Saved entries

<<<<

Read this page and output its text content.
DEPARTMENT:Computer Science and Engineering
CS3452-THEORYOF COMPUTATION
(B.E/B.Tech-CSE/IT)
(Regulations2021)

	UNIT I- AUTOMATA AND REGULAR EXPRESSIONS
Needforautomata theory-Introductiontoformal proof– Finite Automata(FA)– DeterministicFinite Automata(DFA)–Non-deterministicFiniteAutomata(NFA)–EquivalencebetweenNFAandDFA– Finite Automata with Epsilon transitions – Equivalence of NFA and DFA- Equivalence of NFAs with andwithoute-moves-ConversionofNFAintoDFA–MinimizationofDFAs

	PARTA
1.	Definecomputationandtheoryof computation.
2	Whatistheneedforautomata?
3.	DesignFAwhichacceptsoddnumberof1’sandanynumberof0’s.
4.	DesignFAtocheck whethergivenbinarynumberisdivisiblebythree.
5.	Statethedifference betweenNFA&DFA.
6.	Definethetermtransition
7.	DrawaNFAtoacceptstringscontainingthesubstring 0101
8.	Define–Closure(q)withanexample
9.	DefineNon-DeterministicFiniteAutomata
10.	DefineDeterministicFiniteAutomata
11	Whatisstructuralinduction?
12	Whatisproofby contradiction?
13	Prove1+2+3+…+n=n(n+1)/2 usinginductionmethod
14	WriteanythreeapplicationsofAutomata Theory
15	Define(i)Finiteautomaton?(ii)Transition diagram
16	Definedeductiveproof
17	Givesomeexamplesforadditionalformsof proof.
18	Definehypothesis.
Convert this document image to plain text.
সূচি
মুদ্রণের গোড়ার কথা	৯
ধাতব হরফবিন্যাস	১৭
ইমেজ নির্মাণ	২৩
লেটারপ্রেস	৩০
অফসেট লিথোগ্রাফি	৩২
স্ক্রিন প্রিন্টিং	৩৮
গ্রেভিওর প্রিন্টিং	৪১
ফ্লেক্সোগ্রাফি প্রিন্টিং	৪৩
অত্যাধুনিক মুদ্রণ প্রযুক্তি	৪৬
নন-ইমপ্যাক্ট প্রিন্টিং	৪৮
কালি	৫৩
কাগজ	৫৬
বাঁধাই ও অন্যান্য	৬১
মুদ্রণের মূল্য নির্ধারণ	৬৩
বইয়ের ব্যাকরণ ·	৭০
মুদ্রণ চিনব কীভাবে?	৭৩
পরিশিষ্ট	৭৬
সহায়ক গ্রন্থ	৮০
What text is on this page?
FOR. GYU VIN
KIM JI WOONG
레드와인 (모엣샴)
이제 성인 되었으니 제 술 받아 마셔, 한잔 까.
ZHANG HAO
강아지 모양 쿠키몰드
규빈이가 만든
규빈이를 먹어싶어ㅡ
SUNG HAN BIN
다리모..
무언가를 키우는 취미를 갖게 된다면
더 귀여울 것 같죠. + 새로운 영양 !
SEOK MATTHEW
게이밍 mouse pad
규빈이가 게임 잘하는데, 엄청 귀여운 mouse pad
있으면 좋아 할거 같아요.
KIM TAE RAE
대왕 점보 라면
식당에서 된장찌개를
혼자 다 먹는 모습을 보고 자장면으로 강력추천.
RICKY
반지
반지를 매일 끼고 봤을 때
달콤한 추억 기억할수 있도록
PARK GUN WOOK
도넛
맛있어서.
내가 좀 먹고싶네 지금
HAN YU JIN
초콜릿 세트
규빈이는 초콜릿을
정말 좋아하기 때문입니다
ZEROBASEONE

>>>>

» The problem:
Retype every entry above, word for word.

» Exercise answer:
Read this page and output its text content.
DEPARTMENT:Computer Science and Engineering
CS3452-THEORYOF COMPUTATION
(B.E/B.Tech-CSE/IT)
(Regulations2021)

	UNIT I- AUTOMATA AND REGULAR EXPRESSIONS
Needforautomata theory-Introductiontoformal proof– Finite Automata(FA)– DeterministicFinite Automata(DFA)–Non-deterministicFiniteAutomata(NFA)–EquivalencebetweenNFAandDFA– Finite Automata with Epsilon transitions – Equivalence of NFA and DFA- Equivalence of NFAs with andwithoute-moves-ConversionofNFAintoDFA–MinimizationofDFAs

	PARTA
1.	Definecomputationandtheoryof computation.
2	Whatistheneedforautomata?
3.	DesignFAwhichacceptsoddnumberof1’sandanynumberof0’s.
4.	DesignFAtocheck whethergivenbinarynumberisdivisiblebythree.
5.	Statethedifference betweenNFA&DFA.
6.	Definethetermtransition
7.	DrawaNFAtoacceptstringscontainingthesubstring 0101
8.	Define–Closure(q)withanexample
9.	DefineNon-DeterministicFiniteAutomata
10.	DefineDeterministicFiniteAutomata
11	Whatisstructuralinduction?
12	Whatisproofby contradiction?
13	Prove1+2+3+…+n=n(n+1)/2 usinginductionmethod
14	WriteanythreeapplicationsofAutomata Theory
15	Define(i)Finiteautomaton?(ii)Transition diagram
16	Definedeductiveproof
17	Givesomeexamplesforadditionalformsof proof.
18	Definehypothesis.
Convert this document image to plain text.
সূচি
মুদ্রণের গোড়ার কথা	৯
ধাতব হরফবিন্যাস	১৭
ইমেজ নির্মাণ	২৩
লেটারপ্রেস	৩০
অফসেট লিথোগ্রাফি	৩২
স্ক্রিন প্রিন্টিং	৩৮
গ্রেভিওর প্রিন্টিং	৪১
ফ্লেক্সোগ্রাফি প্রিন্টিং	৪৩
অত্যাধুনিক মুদ্রণ প্রযুক্তি	৪৬
নন-ইমপ্যাক্ট প্রিন্টিং	৪৮
কালি	৫৩
কাগজ	৫৬
বাঁধাই ও অন্যান্য	৬১
মুদ্রণের মূল্য নির্ধারণ	৬৩
বইয়ের ব্যাকরণ ·	৭০
মুদ্রণ চিনব কীভাবে?	৭৩
পরিশিষ্ট	৭৬
সহায়ক গ্রন্থ	৮০
What text is on this page?
FOR. GYU VIN
KIM JI WOONG
레드와인 (모엣샴)
이제 성인 되었으니 제 술 받아 마셔, 한잔 까.
ZHANG HAO
강아지 모양 쿠키몰드
규빈이가 만든
규빈이를 먹어싶어ㅡ
SUNG HAN BIN
다리모..
무언가를 키우는 취미를 갖게 된다면
더 귀여울 것 같죠. + 새로운 영양 !
SEOK MATTHEW
게이밍 mouse pad
규빈이가 게임 잘하는데, 엄청 귀여운 mouse pad
있으면 좋아 할거 같아요.
KIM TAE RAE
대왕 점보 라면
식당에서 된장찌개를
혼자 다 먹는 모습을 보고 자장면으로 강력추천.
RICKY
반지
반지를 매일 끼고 봤을 때
달콤한 추억 기억할수 있도록
PARK GUN WOOK
도넛
맛있어서.
내가 좀 먹고싶네 지금
HAN YU JIN
초콜릿 세트
규빈이는 초콜릿을
정말 좋아하기 때문입니다
ZEROBASEONE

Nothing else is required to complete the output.